-- Records for processing --
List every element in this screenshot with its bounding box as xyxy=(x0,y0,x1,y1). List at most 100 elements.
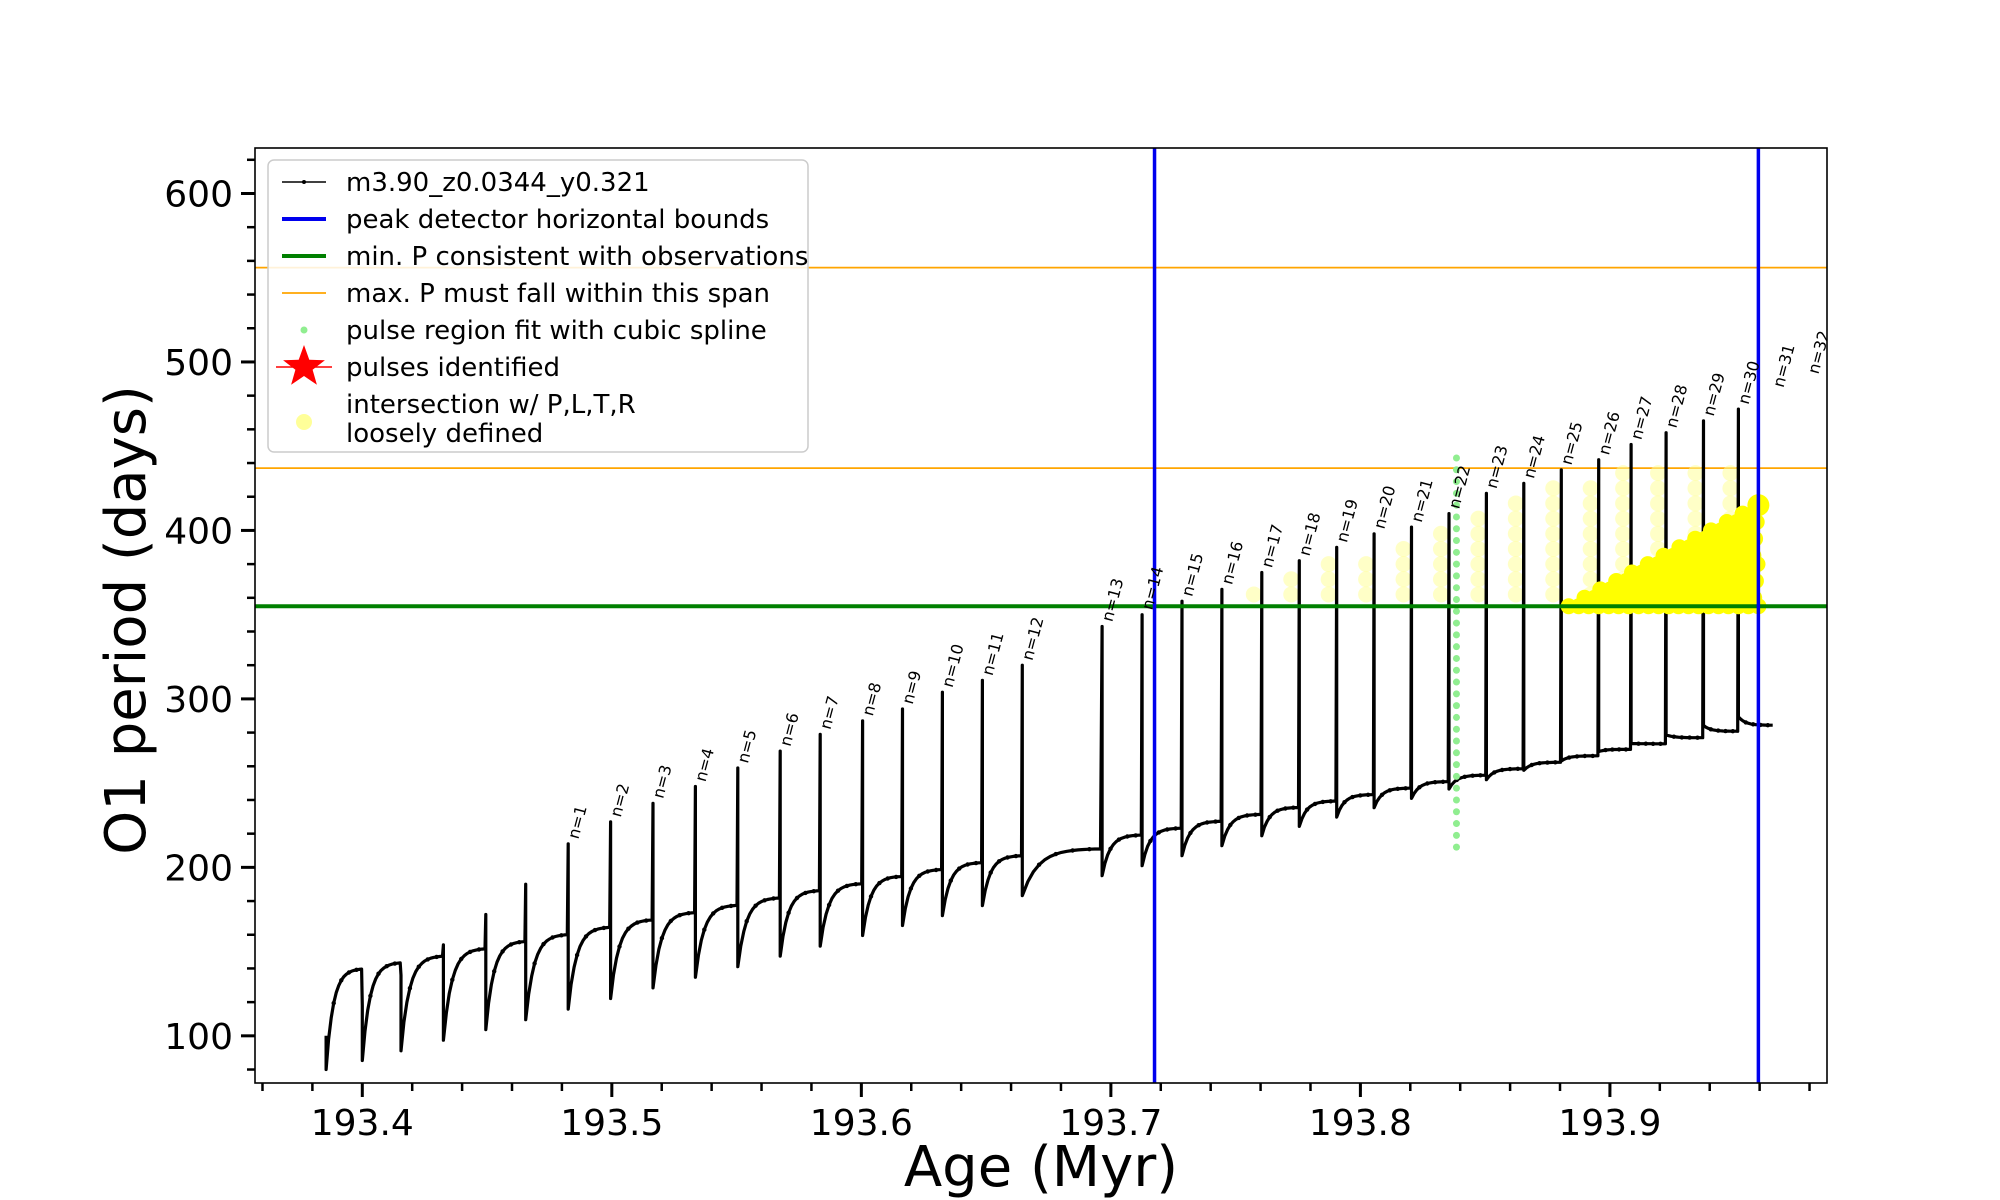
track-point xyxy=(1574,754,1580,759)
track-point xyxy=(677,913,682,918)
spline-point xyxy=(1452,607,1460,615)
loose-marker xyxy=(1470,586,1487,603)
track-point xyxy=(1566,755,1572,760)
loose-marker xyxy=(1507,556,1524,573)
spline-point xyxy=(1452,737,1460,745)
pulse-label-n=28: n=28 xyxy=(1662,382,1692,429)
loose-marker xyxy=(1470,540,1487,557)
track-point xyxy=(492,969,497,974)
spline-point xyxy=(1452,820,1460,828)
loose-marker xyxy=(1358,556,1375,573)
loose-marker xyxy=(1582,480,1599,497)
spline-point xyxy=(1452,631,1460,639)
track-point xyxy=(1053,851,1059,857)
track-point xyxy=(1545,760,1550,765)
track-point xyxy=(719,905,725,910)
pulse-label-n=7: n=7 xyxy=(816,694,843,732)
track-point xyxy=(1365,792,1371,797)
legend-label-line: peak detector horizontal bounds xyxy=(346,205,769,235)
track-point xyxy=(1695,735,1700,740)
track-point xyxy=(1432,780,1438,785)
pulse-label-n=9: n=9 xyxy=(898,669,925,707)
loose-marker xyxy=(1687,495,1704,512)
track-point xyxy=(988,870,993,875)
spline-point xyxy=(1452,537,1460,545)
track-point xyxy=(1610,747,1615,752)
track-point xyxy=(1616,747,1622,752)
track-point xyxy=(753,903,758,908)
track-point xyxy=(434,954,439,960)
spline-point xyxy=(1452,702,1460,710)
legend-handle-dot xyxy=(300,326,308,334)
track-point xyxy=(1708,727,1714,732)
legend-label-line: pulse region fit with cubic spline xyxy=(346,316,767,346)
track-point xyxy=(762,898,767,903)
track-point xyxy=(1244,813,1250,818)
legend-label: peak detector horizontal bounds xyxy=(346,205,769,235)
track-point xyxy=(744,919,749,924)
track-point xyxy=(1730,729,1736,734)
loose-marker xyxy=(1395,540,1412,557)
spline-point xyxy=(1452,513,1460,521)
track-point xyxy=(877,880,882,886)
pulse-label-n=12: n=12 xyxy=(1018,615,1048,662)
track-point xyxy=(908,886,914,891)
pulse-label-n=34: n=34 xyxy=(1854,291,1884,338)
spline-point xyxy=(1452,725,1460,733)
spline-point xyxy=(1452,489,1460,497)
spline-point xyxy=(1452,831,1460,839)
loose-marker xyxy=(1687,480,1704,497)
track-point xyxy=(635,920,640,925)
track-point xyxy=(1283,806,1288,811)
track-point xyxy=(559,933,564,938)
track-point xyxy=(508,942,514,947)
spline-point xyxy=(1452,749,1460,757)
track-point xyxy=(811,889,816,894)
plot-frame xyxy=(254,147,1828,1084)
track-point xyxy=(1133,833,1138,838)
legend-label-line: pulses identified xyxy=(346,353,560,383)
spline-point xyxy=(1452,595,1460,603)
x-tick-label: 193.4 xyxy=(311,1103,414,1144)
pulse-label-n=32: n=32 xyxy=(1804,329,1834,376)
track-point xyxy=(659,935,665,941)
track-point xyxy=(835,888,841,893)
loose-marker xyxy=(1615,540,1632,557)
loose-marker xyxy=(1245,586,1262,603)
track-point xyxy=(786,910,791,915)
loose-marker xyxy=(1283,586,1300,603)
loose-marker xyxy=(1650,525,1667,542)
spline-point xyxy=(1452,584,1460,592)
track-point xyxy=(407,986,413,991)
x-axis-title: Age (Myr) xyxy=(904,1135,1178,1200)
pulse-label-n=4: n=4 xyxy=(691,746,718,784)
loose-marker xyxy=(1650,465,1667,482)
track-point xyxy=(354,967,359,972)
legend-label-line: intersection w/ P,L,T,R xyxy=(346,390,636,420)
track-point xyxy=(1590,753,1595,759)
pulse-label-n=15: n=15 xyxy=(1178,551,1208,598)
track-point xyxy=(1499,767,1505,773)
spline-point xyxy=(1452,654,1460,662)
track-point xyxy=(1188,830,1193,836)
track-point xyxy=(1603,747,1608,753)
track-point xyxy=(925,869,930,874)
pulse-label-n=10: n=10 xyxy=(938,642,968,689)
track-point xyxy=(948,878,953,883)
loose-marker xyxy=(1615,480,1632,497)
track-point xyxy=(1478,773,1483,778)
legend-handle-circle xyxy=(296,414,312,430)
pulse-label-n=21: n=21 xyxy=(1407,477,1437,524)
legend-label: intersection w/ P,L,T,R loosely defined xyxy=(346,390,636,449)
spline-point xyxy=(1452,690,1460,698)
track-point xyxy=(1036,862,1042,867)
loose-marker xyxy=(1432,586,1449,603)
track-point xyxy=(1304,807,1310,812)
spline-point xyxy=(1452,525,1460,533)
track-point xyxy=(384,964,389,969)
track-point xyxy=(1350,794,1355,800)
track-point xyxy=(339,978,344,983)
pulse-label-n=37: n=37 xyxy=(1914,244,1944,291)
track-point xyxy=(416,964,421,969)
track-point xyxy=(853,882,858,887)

-- The task --
Rewrite all the lines above, swapping "track-point" for "trace-point" wherever it appears and keeping everything else unchanged. Leave out the pictures.

-- Written solution --
List every element in this screenshot with its bounding box as xyxy=(x0,y0,x1,y1). List at most 100 elements.
trace-point xyxy=(1574,754,1580,759)
trace-point xyxy=(677,913,682,918)
spline-point xyxy=(1452,607,1460,615)
loose-marker xyxy=(1470,586,1487,603)
trace-point xyxy=(1566,755,1572,760)
loose-marker xyxy=(1507,556,1524,573)
spline-point xyxy=(1452,737,1460,745)
pulse-label-n=28: n=28 xyxy=(1662,382,1692,429)
loose-marker xyxy=(1470,540,1487,557)
trace-point xyxy=(492,969,497,974)
spline-point xyxy=(1452,820,1460,828)
loose-marker xyxy=(1358,556,1375,573)
loose-marker xyxy=(1582,480,1599,497)
spline-point xyxy=(1452,631,1460,639)
trace-point xyxy=(1053,851,1059,857)
trace-point xyxy=(1545,760,1550,765)
trace-point xyxy=(719,905,725,910)
pulse-label-n=7: n=7 xyxy=(816,694,843,732)
trace-point xyxy=(1365,792,1371,797)
legend-label-line: peak detector horizontal bounds xyxy=(346,205,769,235)
trace-point xyxy=(1695,735,1700,740)
trace-point xyxy=(1432,780,1438,785)
pulse-label-n=9: n=9 xyxy=(898,669,925,707)
loose-marker xyxy=(1687,495,1704,512)
trace-point xyxy=(988,870,993,875)
spline-point xyxy=(1452,537,1460,545)
trace-point xyxy=(1610,747,1615,752)
trace-point xyxy=(1616,747,1622,752)
trace-point xyxy=(753,903,758,908)
trace-point xyxy=(434,954,439,960)
spline-point xyxy=(1452,702,1460,710)
legend-handle-dot xyxy=(300,326,308,334)
trace-point xyxy=(1708,727,1714,732)
legend-label-line: pulse region fit with cubic spline xyxy=(346,316,767,346)
trace-point xyxy=(762,898,767,903)
trace-point xyxy=(1244,813,1250,818)
legend-label: peak detector horizontal bounds xyxy=(346,205,769,235)
trace-point xyxy=(744,919,749,924)
trace-point xyxy=(1730,729,1736,734)
loose-marker xyxy=(1395,540,1412,557)
spline-point xyxy=(1452,513,1460,521)
trace-point xyxy=(877,880,882,886)
pulse-label-n=12: n=12 xyxy=(1018,615,1048,662)
trace-point xyxy=(908,886,914,891)
pulse-label-n=34: n=34 xyxy=(1854,291,1884,338)
spline-point xyxy=(1452,725,1460,733)
spline-point xyxy=(1452,489,1460,497)
spline-point xyxy=(1452,831,1460,839)
loose-marker xyxy=(1687,480,1704,497)
trace-point xyxy=(635,920,640,925)
trace-point xyxy=(1283,806,1288,811)
trace-point xyxy=(559,933,564,938)
trace-point xyxy=(508,942,514,947)
spline-point xyxy=(1452,749,1460,757)
trace-point xyxy=(811,889,816,894)
plot-frame xyxy=(254,147,1828,1084)
trace-point xyxy=(1133,833,1138,838)
legend-label-line: pulses identified xyxy=(346,353,560,383)
spline-point xyxy=(1452,595,1460,603)
x-tick-label: 193.4 xyxy=(311,1103,414,1144)
pulse-label-n=32: n=32 xyxy=(1804,329,1834,376)
trace-point xyxy=(659,935,665,941)
trace-point xyxy=(835,888,841,893)
loose-marker xyxy=(1615,540,1632,557)
loose-marker xyxy=(1245,586,1262,603)
trace-point xyxy=(786,910,791,915)
loose-marker xyxy=(1283,586,1300,603)
loose-marker xyxy=(1650,525,1667,542)
spline-point xyxy=(1452,584,1460,592)
trace-point xyxy=(407,986,413,991)
x-axis-title: Age (Myr) xyxy=(904,1135,1178,1200)
pulse-label-n=4: n=4 xyxy=(691,746,718,784)
loose-marker xyxy=(1650,465,1667,482)
trace-point xyxy=(354,967,359,972)
legend-label-line: intersection w/ P,L,T,R xyxy=(346,390,636,420)
trace-point xyxy=(1590,753,1595,759)
pulse-label-n=15: n=15 xyxy=(1178,551,1208,598)
trace-point xyxy=(1499,767,1505,773)
spline-point xyxy=(1452,654,1460,662)
trace-point xyxy=(1188,830,1193,836)
trace-point xyxy=(1603,747,1608,753)
trace-point xyxy=(925,869,930,874)
pulse-label-n=10: n=10 xyxy=(938,642,968,689)
trace-point xyxy=(948,878,953,883)
loose-marker xyxy=(1615,480,1632,497)
trace-point xyxy=(1478,773,1483,778)
legend-handle-circle xyxy=(296,414,312,430)
pulse-label-n=21: n=21 xyxy=(1407,477,1437,524)
legend-label: intersection w/ P,L,T,R loosely defined xyxy=(346,390,636,449)
spline-point xyxy=(1452,690,1460,698)
trace-point xyxy=(1036,862,1042,867)
loose-marker xyxy=(1432,586,1449,603)
trace-point xyxy=(1304,807,1310,812)
spline-point xyxy=(1452,525,1460,533)
trace-point xyxy=(384,964,389,969)
trace-point xyxy=(1350,794,1355,800)
trace-point xyxy=(339,978,344,983)
pulse-label-n=37: n=37 xyxy=(1914,244,1944,291)
trace-point xyxy=(416,964,421,969)
trace-point xyxy=(853,882,858,887)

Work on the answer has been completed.